─── Extracted data ───

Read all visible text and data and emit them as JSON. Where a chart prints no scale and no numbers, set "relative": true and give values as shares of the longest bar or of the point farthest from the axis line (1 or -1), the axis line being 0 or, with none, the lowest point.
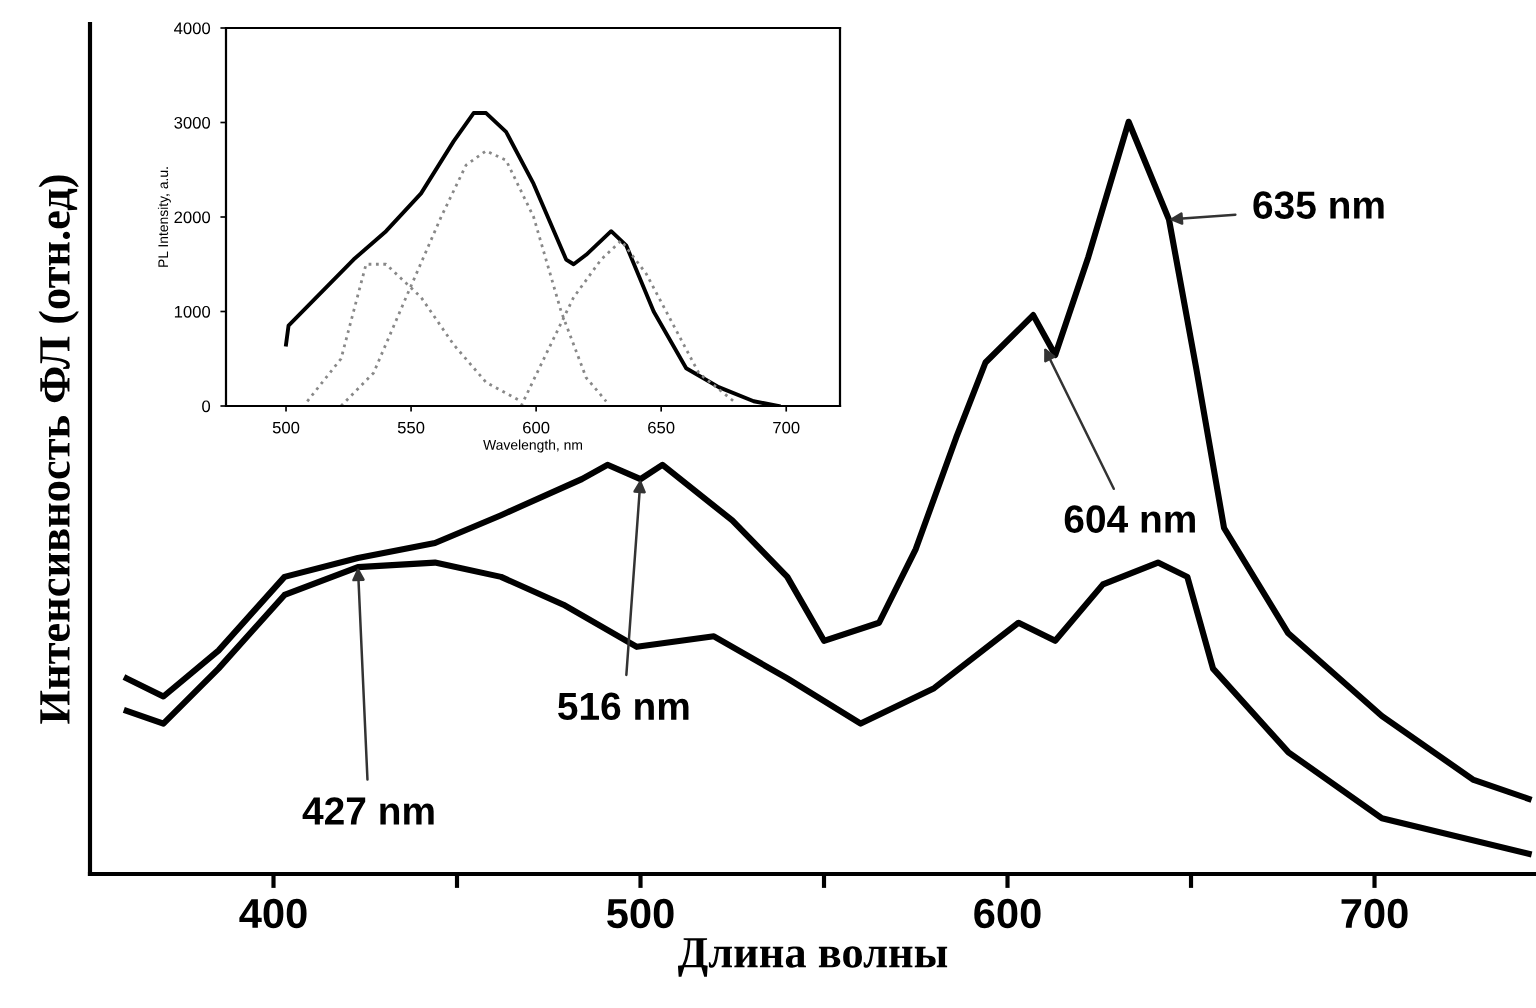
{
  "chart_data": [
    {
      "type": "line",
      "relative": true,
      "xlabel": "Длина волны",
      "ylabel": "Интенсивность ФЛ (отн.ед)",
      "xlim": [
        350,
        744
      ],
      "xticks": [
        400,
        {
          "value": 450,
          "label": null
        },
        500,
        {
          "value": 550,
          "label": null
        },
        600,
        {
          "value": 650,
          "label": null
        },
        700
      ],
      "grid": false,
      "legend": false,
      "marker": "none",
      "line_style": "solid",
      "series": [
        {
          "color": "#000000",
          "x": [
            360,
            370,
            385,
            403,
            423,
            444,
            462,
            484,
            491,
            500,
            506,
            525,
            540,
            550,
            565,
            575,
            586,
            594,
            607,
            613,
            622,
            633,
            644,
            651.5,
            659,
            676.5,
            702,
            727,
            742
          ],
          "values": [
            0.26,
            0.236,
            0.297,
            0.395,
            0.42,
            0.44,
            0.477,
            0.525,
            0.544,
            0.525,
            0.544,
            0.47,
            0.395,
            0.31,
            0.334,
            0.432,
            0.58,
            0.68,
            0.743,
            0.69,
            0.82,
            1.0,
            0.87,
            0.67,
            0.46,
            0.32,
            0.21,
            0.125,
            0.1
          ]
        },
        {
          "color": "#000000",
          "x": [
            360,
            370,
            385,
            403,
            423,
            444,
            462,
            479,
            499,
            520,
            540,
            560,
            580,
            603,
            613,
            626,
            641,
            649,
            656,
            676.5,
            702,
            742
          ],
          "values": [
            0.217,
            0.2,
            0.273,
            0.371,
            0.408,
            0.414,
            0.395,
            0.358,
            0.302,
            0.316,
            0.26,
            0.2,
            0.247,
            0.334,
            0.31,
            0.385,
            0.414,
            0.395,
            0.273,
            0.162,
            0.074,
            0.027
          ]
        }
      ],
      "annotations": [
        {
          "text": "427 nm",
          "x": 423,
          "y": 0.408
        },
        {
          "text": "516 nm",
          "x": 500,
          "y": 0.525
        },
        {
          "text": "604 nm",
          "x": 610,
          "y": 0.7
        },
        {
          "text": "635 nm",
          "x": 644,
          "y": 0.87
        }
      ]
    },
    {
      "type": "line",
      "xlabel": "Wavelength, nm",
      "ylabel": "PL Intensity, a.u.",
      "xlim": [
        476,
        721.5
      ],
      "xticks": [
        500,
        550,
        600,
        650,
        700
      ],
      "ylim": [
        0,
        4000
      ],
      "yticks": [
        0,
        1000,
        2000,
        3000,
        4000
      ],
      "grid": false,
      "legend": false,
      "marker": "none",
      "series": [
        {
          "color": "#000000",
          "line_style": "solid",
          "x": [
            500,
            501,
            514,
            527,
            540,
            554,
            567,
            575,
            580,
            588,
            599,
            612,
            615,
            620,
            630,
            636,
            647,
            660,
            673,
            687,
            697
          ],
          "values": [
            650,
            850,
            1200,
            1550,
            1850,
            2250,
            2800,
            3100,
            3100,
            2900,
            2350,
            1550,
            1500,
            1600,
            1850,
            1700,
            1000,
            400,
            200,
            50,
            0
          ]
        },
        {
          "color": "#888888",
          "line_style": "dotted",
          "x": [
            508.5,
            522,
            532,
            540,
            554,
            567,
            580,
            594
          ],
          "values": [
            50,
            500,
            1500,
            1500,
            1150,
            650,
            250,
            50
          ]
        },
        {
          "color": "#888888",
          "line_style": "dotted",
          "x": [
            522,
            535,
            548,
            562,
            572,
            580,
            588,
            599,
            610,
            620,
            628
          ],
          "values": [
            0,
            350,
            1150,
            2000,
            2550,
            2700,
            2600,
            2000,
            1000,
            300,
            50
          ]
        },
        {
          "color": "#888888",
          "line_style": "dotted",
          "x": [
            594,
            604,
            615,
            626,
            634,
            644,
            655,
            665,
            679
          ],
          "values": [
            0,
            550,
            1150,
            1550,
            1750,
            1400,
            850,
            350,
            50
          ]
        }
      ]
    }
  ]
}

───

**Task to carry out**
Say how many lines in the entries contain the string "xlabel", and say nothing else.

**Solution**
2